DIRECTIVE. Return each line of the records below that contains the string "marker", matching case exactly.

Spatial layout records.
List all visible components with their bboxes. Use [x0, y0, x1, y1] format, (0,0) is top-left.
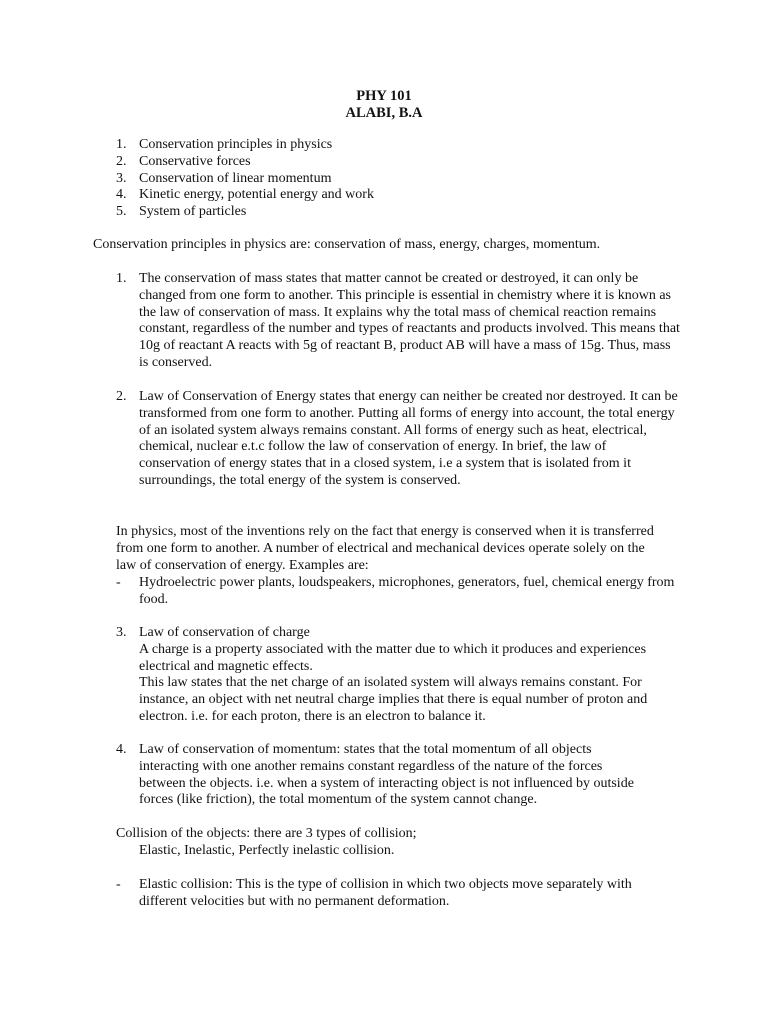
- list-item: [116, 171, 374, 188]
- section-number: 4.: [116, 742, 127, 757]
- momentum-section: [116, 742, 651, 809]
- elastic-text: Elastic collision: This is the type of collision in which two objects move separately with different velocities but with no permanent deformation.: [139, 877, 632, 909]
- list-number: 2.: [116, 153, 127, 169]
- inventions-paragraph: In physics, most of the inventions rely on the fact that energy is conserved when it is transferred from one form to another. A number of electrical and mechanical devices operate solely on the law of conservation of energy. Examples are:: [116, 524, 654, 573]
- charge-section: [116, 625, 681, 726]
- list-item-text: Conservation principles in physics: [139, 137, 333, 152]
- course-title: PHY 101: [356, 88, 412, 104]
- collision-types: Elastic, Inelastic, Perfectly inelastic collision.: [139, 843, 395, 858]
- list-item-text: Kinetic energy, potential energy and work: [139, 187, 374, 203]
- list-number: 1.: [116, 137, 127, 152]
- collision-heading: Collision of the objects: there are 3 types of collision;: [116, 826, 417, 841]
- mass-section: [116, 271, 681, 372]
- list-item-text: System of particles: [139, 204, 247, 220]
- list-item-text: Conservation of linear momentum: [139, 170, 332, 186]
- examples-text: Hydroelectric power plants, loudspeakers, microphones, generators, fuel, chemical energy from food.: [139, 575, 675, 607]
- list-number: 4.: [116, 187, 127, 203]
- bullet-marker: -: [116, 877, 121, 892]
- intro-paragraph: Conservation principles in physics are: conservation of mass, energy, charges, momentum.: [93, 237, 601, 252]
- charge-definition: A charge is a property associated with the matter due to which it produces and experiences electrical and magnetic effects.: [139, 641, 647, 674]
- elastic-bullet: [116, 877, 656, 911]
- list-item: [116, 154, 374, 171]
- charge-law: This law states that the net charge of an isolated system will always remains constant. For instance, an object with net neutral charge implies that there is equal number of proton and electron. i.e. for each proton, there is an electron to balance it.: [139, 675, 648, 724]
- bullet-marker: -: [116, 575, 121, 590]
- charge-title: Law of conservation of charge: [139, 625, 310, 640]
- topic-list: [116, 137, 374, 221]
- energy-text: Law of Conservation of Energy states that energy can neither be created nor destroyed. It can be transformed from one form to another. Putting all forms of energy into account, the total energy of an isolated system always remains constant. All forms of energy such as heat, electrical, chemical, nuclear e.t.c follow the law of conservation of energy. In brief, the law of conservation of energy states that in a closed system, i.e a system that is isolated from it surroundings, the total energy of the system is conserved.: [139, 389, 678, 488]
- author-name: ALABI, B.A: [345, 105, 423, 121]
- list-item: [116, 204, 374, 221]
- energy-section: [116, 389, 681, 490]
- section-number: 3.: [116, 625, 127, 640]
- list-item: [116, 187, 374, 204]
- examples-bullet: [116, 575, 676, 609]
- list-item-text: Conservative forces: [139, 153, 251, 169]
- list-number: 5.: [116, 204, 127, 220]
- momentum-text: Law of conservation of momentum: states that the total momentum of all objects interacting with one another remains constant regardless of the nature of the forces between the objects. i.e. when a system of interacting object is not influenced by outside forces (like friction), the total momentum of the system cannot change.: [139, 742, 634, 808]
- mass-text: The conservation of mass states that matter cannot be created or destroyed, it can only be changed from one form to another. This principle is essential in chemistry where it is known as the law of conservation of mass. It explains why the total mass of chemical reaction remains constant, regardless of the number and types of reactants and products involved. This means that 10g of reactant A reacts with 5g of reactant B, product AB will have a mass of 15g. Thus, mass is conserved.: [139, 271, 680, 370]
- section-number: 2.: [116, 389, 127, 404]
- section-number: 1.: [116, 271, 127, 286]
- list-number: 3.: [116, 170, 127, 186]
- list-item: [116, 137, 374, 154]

SOLUTION.
- bullet-marker: -: [116, 877, 121, 892]
- bullet-marker: -: [116, 575, 121, 590]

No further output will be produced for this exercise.